WHAT TO WORK ON: Extract the whole listing as it stands. Do not include the pictures.

[Items from a dataset]
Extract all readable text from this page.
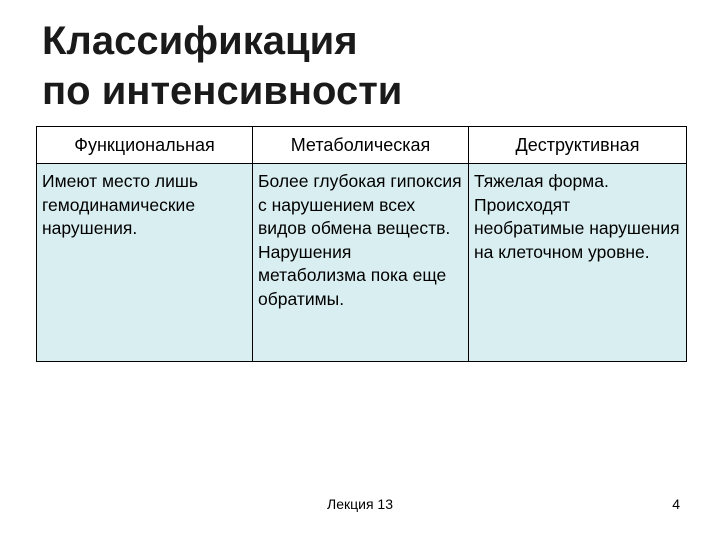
Классификация
по интенсивности
Функциональная	Метаболическая	Деструктивная
Имеют место лишь гемодинамические нарушения.	Более глубокая гипоксия с нарушением всех видов обмена веществ. Нарушения метаболизма пока еще обратимы.	Тяжелая форма. Происходят необратимые нарушения на клеточном уровне.
Лекция 13	4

RESULT FOR THIS EXERCISE:
Extract all readable text from this page.
Классификация
по интенсивности
Функциональная	Метаболическая	Деструктивная
Имеют место лишь гемодинамические нарушения.	Более глубокая гипоксия с нарушением всех видов обмена веществ. Нарушения метаболизма пока еще обратимы.	Тяжелая форма. Происходят необратимые нарушения на клеточном уровне.
Лекция 13	4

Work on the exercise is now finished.